- [Directive] Every record below should be written out exactly; pictures stay out.

- [Data for this exercise]
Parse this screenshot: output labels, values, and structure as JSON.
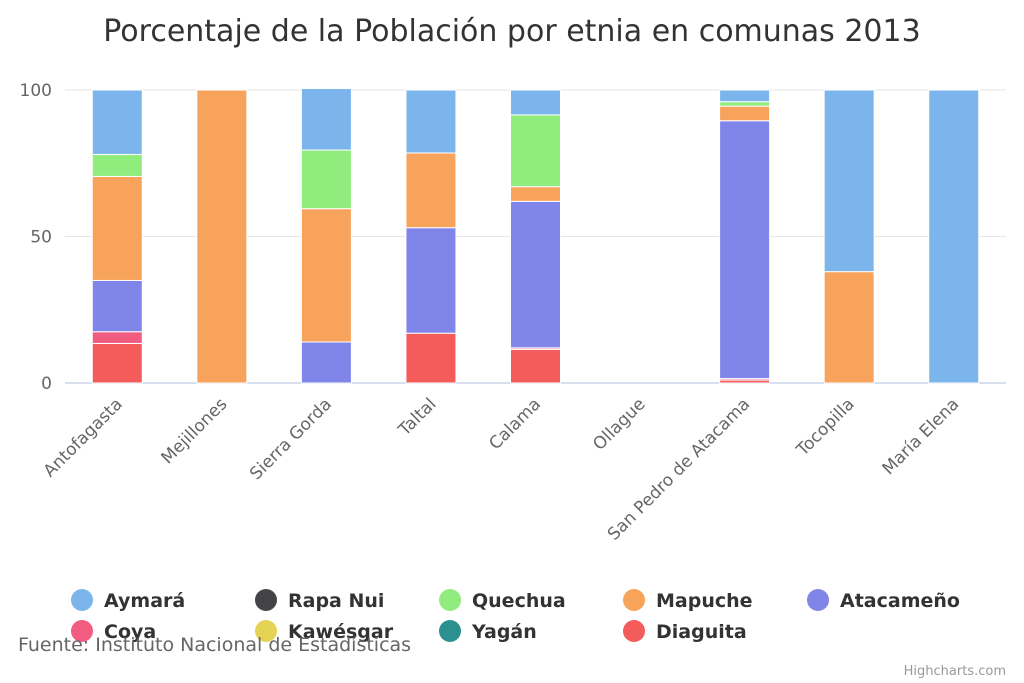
{
  "chart_data": {
    "type": "bar",
    "stacked": true,
    "title": "Porcentaje de la Población por etnia en comunas 2013",
    "categories": [
      "Antofagasta",
      "Mejillones",
      "Sierra Gorda",
      "Taltal",
      "Calama",
      "Ollague",
      "San Pedro de Atacama",
      "Tocopilla",
      "María Elena"
    ],
    "ylim": [
      0,
      100
    ],
    "yticks": [
      0,
      50,
      100
    ],
    "grid": true,
    "legend_position": "bottom",
    "series": [
      {
        "name": "Aymará",
        "color": "#7cb5ec",
        "values": [
          22,
          0,
          21,
          21.5,
          8.5,
          0,
          4,
          62,
          100
        ]
      },
      {
        "name": "Rapa Nui",
        "color": "#434348",
        "values": [
          0,
          0,
          0,
          0,
          0,
          0,
          0,
          0,
          0
        ]
      },
      {
        "name": "Quechua",
        "color": "#90ed7d",
        "values": [
          7.5,
          0,
          20,
          0,
          24.5,
          0,
          1.5,
          0,
          0
        ]
      },
      {
        "name": "Mapuche",
        "color": "#f7a35c",
        "values": [
          35.5,
          100,
          45.5,
          25.5,
          5,
          0,
          5,
          38,
          0
        ]
      },
      {
        "name": "Atacameño",
        "color": "#8085e9",
        "values": [
          17.5,
          0,
          14,
          36,
          50,
          0,
          88,
          0,
          0
        ]
      },
      {
        "name": "Coya",
        "color": "#f15c80",
        "values": [
          4,
          0,
          0,
          0,
          0.5,
          0,
          0.5,
          0,
          0
        ]
      },
      {
        "name": "Kawésgar",
        "color": "#e4d354",
        "values": [
          0,
          0,
          0,
          0,
          0,
          0,
          0,
          0,
          0
        ]
      },
      {
        "name": "Yagán",
        "color": "#2b908f",
        "values": [
          0,
          0,
          0,
          0,
          0,
          0,
          0,
          0,
          0
        ]
      },
      {
        "name": "Diaguita",
        "color": "#f45b5b",
        "values": [
          13.5,
          0,
          0,
          17,
          11.5,
          0,
          1,
          0,
          0
        ]
      }
    ]
  },
  "source": "Fuente: Instituto Nacional de Estadísticas",
  "credits": "Highcharts.com"
}
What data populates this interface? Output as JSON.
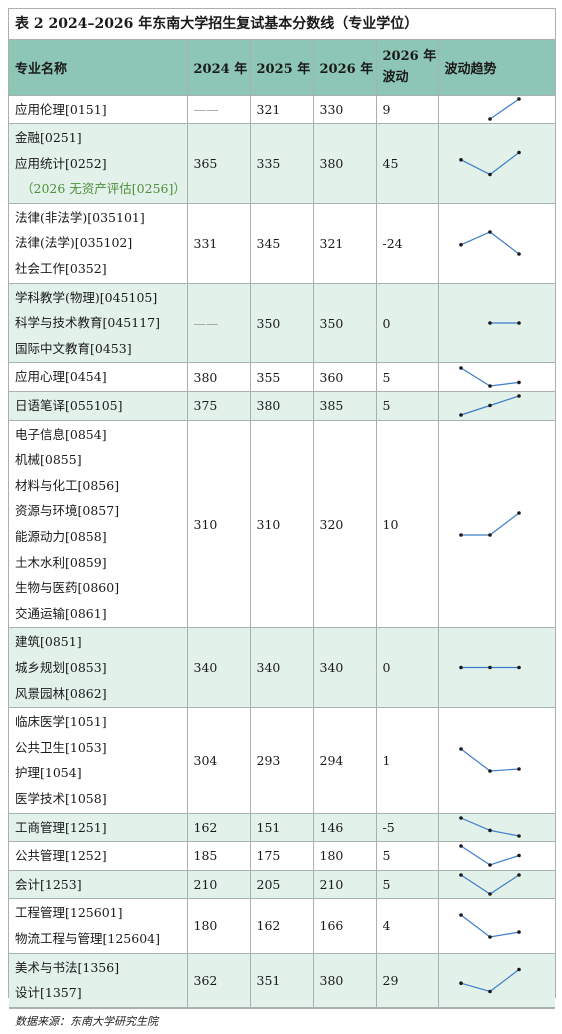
{
  "title": "表 2  2024–2026 年东南大学招生复试基本分数线（专业学位）",
  "headers": {
    "name": "专业名称",
    "y2024": "2024 年",
    "y2025": "2025 年",
    "y2026": "2026 年",
    "change_line1": "2026 年",
    "change_line2": "波动",
    "trend": "波动趋势"
  },
  "rows": [
    {
      "names": [
        "应用伦理[0151]"
      ],
      "note": "",
      "y2024": "——",
      "y2025": "321",
      "y2026": "330",
      "change": "9"
    },
    {
      "names": [
        "金融[0251]",
        "应用统计[0252]"
      ],
      "note": "（2026 无资产评估[0256]）",
      "y2024": "365",
      "y2025": "335",
      "y2026": "380",
      "change": "45"
    },
    {
      "names": [
        "法律(非法学)[035101]",
        "法律(法学)[035102]",
        "社会工作[0352]"
      ],
      "note": "",
      "y2024": "331",
      "y2025": "345",
      "y2026": "321",
      "change": "-24"
    },
    {
      "names": [
        "学科教学(物理)[045105]",
        "科学与技术教育[045117]",
        "国际中文教育[0453]"
      ],
      "note": "",
      "y2024": "——",
      "y2025": "350",
      "y2026": "350",
      "change": "0"
    },
    {
      "names": [
        "应用心理[0454]"
      ],
      "note": "",
      "y2024": "380",
      "y2025": "355",
      "y2026": "360",
      "change": "5"
    },
    {
      "names": [
        "日语笔译[055105]"
      ],
      "note": "",
      "y2024": "375",
      "y2025": "380",
      "y2026": "385",
      "change": "5"
    },
    {
      "names": [
        "电子信息[0854]",
        "机械[0855]",
        "材料与化工[0856]",
        "资源与环境[0857]",
        "能源动力[0858]",
        "土木水利[0859]",
        "生物与医药[0860]",
        "交通运输[0861]"
      ],
      "note": "",
      "y2024": "310",
      "y2025": "310",
      "y2026": "320",
      "change": "10"
    },
    {
      "names": [
        "建筑[0851]",
        "城乡规划[0853]",
        "风景园林[0862]"
      ],
      "note": "",
      "y2024": "340",
      "y2025": "340",
      "y2026": "340",
      "change": "0"
    },
    {
      "names": [
        "临床医学[1051]",
        "公共卫生[1053]",
        "护理[1054]",
        "医学技术[1058]"
      ],
      "note": "",
      "y2024": "304",
      "y2025": "293",
      "y2026": "294",
      "change": "1"
    },
    {
      "names": [
        "工商管理[1251]"
      ],
      "note": "",
      "y2024": "162",
      "y2025": "151",
      "y2026": "146",
      "change": "-5"
    },
    {
      "names": [
        "公共管理[1252]"
      ],
      "note": "",
      "y2024": "185",
      "y2025": "175",
      "y2026": "180",
      "change": "5"
    },
    {
      "names": [
        "会计[1253]"
      ],
      "note": "",
      "y2024": "210",
      "y2025": "205",
      "y2026": "210",
      "change": "5"
    },
    {
      "names": [
        "工程管理[125601]",
        "物流工程与管理[125604]"
      ],
      "note": "",
      "y2024": "180",
      "y2025": "162",
      "y2026": "166",
      "change": "4"
    },
    {
      "names": [
        "美术与书法[1356]",
        "设计[1357]"
      ],
      "note": "",
      "y2024": "362",
      "y2025": "351",
      "y2026": "380",
      "change": "29"
    }
  ],
  "source": "数据来源：东南大学研究生院",
  "colors": {
    "header_bg": "#8ec6b6",
    "alt_row_bg": "#e2f1ea",
    "note_text": "#4f8f3a",
    "sparkline": "#3d7dc8",
    "border": "#a9b1b0"
  }
}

- [Complete answer]
Parse this screenshot: output labels, values, and structure as JSON.
{
  "chart_data": {
    "type": "bar",
    "stacked": true,
    "title": "Porcentaje de la Población por etnia en comunas 2013",
    "categories": [
      "Antofagasta",
      "Mejillones",
      "Sierra Gorda",
      "Taltal",
      "Calama",
      "Ollague",
      "San Pedro de Atacama",
      "Tocopilla",
      "María Elena"
    ],
    "ylim": [
      0,
      100
    ],
    "yticks": [
      0,
      50,
      100
    ],
    "grid": true,
    "legend_position": "bottom",
    "series": [
      {
        "name": "Aymará",
        "color": "#7cb5ec",
        "values": [
          22,
          0,
          21,
          21.5,
          8.5,
          0,
          4,
          62,
          100
        ]
      },
      {
        "name": "Rapa Nui",
        "color": "#434348",
        "values": [
          0,
          0,
          0,
          0,
          0,
          0,
          0,
          0,
          0
        ]
      },
      {
        "name": "Quechua",
        "color": "#90ed7d",
        "values": [
          7.5,
          0,
          20,
          0,
          24.5,
          0,
          1.5,
          0,
          0
        ]
      },
      {
        "name": "Mapuche",
        "color": "#f7a35c",
        "values": [
          35.5,
          100,
          45.5,
          25.5,
          5,
          0,
          5,
          38,
          0
        ]
      },
      {
        "name": "Atacameño",
        "color": "#8085e9",
        "values": [
          17.5,
          0,
          14,
          36,
          50,
          0,
          88,
          0,
          0
        ]
      },
      {
        "name": "Coya",
        "color": "#f15c80",
        "values": [
          4,
          0,
          0,
          0,
          0.5,
          0,
          0.5,
          0,
          0
        ]
      },
      {
        "name": "Kawésgar",
        "color": "#e4d354",
        "values": [
          0,
          0,
          0,
          0,
          0,
          0,
          0,
          0,
          0
        ]
      },
      {
        "name": "Yagán",
        "color": "#2b908f",
        "values": [
          0,
          0,
          0,
          0,
          0,
          0,
          0,
          0,
          0
        ]
      },
      {
        "name": "Diaguita",
        "color": "#f45b5b",
        "values": [
          13.5,
          0,
          0,
          17,
          11.5,
          0,
          1,
          0,
          0
        ]
      }
    ]
  },
  "source": "Fuente: Instituto Nacional de Estadísticas",
  "credits": "Highcharts.com"
}
What data populates this interface? Output as JSON.
{
  "title": "表 2  2024–2026 年东南大学招生复试基本分数线（专业学位）",
  "headers": {
    "name": "专业名称",
    "y2024": "2024 年",
    "y2025": "2025 年",
    "y2026": "2026 年",
    "change_line1": "2026 年",
    "change_line2": "波动",
    "trend": "波动趋势"
  },
  "rows": [
    {
      "names": [
        "应用伦理[0151]"
      ],
      "note": "",
      "y2024": "——",
      "y2025": "321",
      "y2026": "330",
      "change": "9"
    },
    {
      "names": [
        "金融[0251]",
        "应用统计[0252]"
      ],
      "note": "（2026 无资产评估[0256]）",
      "y2024": "365",
      "y2025": "335",
      "y2026": "380",
      "change": "45"
    },
    {
      "names": [
        "法律(非法学)[035101]",
        "法律(法学)[035102]",
        "社会工作[0352]"
      ],
      "note": "",
      "y2024": "331",
      "y2025": "345",
      "y2026": "321",
      "change": "-24"
    },
    {
      "names": [
        "学科教学(物理)[045105]",
        "科学与技术教育[045117]",
        "国际中文教育[0453]"
      ],
      "note": "",
      "y2024": "——",
      "y2025": "350",
      "y2026": "350",
      "change": "0"
    },
    {
      "names": [
        "应用心理[0454]"
      ],
      "note": "",
      "y2024": "380",
      "y2025": "355",
      "y2026": "360",
      "change": "5"
    },
    {
      "names": [
        "日语笔译[055105]"
      ],
      "note": "",
      "y2024": "375",
      "y2025": "380",
      "y2026": "385",
      "change": "5"
    },
    {
      "names": [
        "电子信息[0854]",
        "机械[0855]",
        "材料与化工[0856]",
        "资源与环境[0857]",
        "能源动力[0858]",
        "土木水利[0859]",
        "生物与医药[0860]",
        "交通运输[0861]"
      ],
      "note": "",
      "y2024": "310",
      "y2025": "310",
      "y2026": "320",
      "change": "10"
    },
    {
      "names": [
        "建筑[0851]",
        "城乡规划[0853]",
        "风景园林[0862]"
      ],
      "note": "",
      "y2024": "340",
      "y2025": "340",
      "y2026": "340",
      "change": "0"
    },
    {
      "names": [
        "临床医学[1051]",
        "公共卫生[1053]",
        "护理[1054]",
        "医学技术[1058]"
      ],
      "note": "",
      "y2024": "304",
      "y2025": "293",
      "y2026": "294",
      "change": "1"
    },
    {
      "names": [
        "工商管理[1251]"
      ],
      "note": "",
      "y2024": "162",
      "y2025": "151",
      "y2026": "146",
      "change": "-5"
    },
    {
      "names": [
        "公共管理[1252]"
      ],
      "note": "",
      "y2024": "185",
      "y2025": "175",
      "y2026": "180",
      "change": "5"
    },
    {
      "names": [
        "会计[1253]"
      ],
      "note": "",
      "y2024": "210",
      "y2025": "205",
      "y2026": "210",
      "change": "5"
    },
    {
      "names": [
        "工程管理[125601]",
        "物流工程与管理[125604]"
      ],
      "note": "",
      "y2024": "180",
      "y2025": "162",
      "y2026": "166",
      "change": "4"
    },
    {
      "names": [
        "美术与书法[1356]",
        "设计[1357]"
      ],
      "note": "",
      "y2024": "362",
      "y2025": "351",
      "y2026": "380",
      "change": "29"
    }
  ],
  "source": "数据来源：东南大学研究生院",
  "colors": {
    "header_bg": "#8ec6b6",
    "alt_row_bg": "#e2f1ea",
    "note_text": "#4f8f3a",
    "sparkline": "#3d7dc8",
    "border": "#a9b1b0"
  }
}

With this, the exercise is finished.